Lay out every line of the items below as a JSON list of strings, with one string per line. Omit blank lines and leave the pictures out.

(A block of data)
══════════

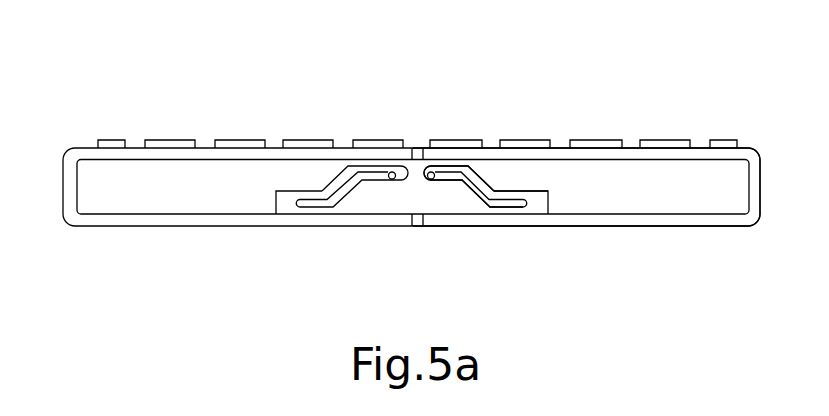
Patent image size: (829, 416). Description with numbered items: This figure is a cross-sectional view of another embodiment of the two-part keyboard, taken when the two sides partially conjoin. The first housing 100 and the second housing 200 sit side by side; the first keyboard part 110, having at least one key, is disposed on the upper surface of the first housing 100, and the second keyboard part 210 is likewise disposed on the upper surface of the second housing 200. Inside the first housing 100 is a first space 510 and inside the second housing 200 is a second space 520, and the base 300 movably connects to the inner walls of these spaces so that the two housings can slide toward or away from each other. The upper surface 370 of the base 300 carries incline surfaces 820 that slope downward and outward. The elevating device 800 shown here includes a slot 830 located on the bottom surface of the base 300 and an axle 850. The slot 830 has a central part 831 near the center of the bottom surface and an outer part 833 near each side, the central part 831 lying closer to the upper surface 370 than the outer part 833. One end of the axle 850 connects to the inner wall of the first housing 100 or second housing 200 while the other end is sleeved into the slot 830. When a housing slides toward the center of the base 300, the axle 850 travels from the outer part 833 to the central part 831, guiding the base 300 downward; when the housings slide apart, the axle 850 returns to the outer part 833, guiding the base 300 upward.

The first housing 100 is at (118, 226).
The second housing 200 is at (720, 218).
The first space 510 is at (197, 193).
The second space 520 is at (653, 195).
The first keyboard part 110 is at (167, 139).
The second keyboard part 210 is at (658, 140).
The upper surface 370 is at (425, 160).
The base 300 is at (405, 200).
The outer part 833 is at (282, 200).
The incline surfaces 820 is at (340, 175).
The central part 831 is at (418, 196).
The slot 830 is at (518, 200).
The axle 850 is at (432, 180).
The elevating device 800 is at (468, 213).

══════════

(Solution to this problem)
[
  "Patent image size: (829, 416). Description with numbered items: This figure is a cross-sectional view of another embodiment of the two-part keyboard, taken when the two sides partially conjoin. The first housing 100 and the second housing 200 sit side by side; the first keyboard part 110, having at least one key, is disposed on the upper surface of the first housing 100, and the second keyboard part 210 is likewise disposed on the upper surface of the second housing 200. Inside the first housing 100 is a first space 510 and inside the second housing 200 is a second space 520, and the base 300 movably connects to the inner walls of these spaces so that the two housings can slide toward or away from each other. The upper surface 370 of the base 300 carries incline surfaces 820 that slope downward and outward. The elevating device 800 shown here includes a slot 830 located on the bottom surface of the base 300 and an axle 850. The slot 830 has a central part 831 near the center of the bottom surface and an outer part 833 near each side, the central part 831 lying closer to the upper surface 370 than the outer part 833. One end of the axle 850 connects to the inner wall of the first housing 100 or second housing 200 while the other end is sleeved into the slot 830. When a housing slides toward the center of the base 300, the axle 850 travels from the outer part 833 to the central part 831, guiding the base 300 downward; when the housings slide apart, the axle 850 returns to the outer part 833, guiding the base 300 upward.",
  "The first housing 100 is at (118, 226).",
  "The second housing 200 is at (720, 218).",
  "The first space 510 is at (197, 193).",
  "The second space 520 is at (653, 195).",
  "The first keyboard part 110 is at (167, 139).",
  "The second keyboard part 210 is at (658, 140).",
  "The upper surface 370 is at (425, 160).",
  "The base 300 is at (405, 200).",
  "The outer part 833 is at (282, 200).",
  "The incline surfaces 820 is at (340, 175).",
  "The central part 831 is at (418, 196).",
  "The slot 830 is at (518, 200).",
  "The axle 850 is at (432, 180).",
  "The elevating device 800 is at (468, 213)."
]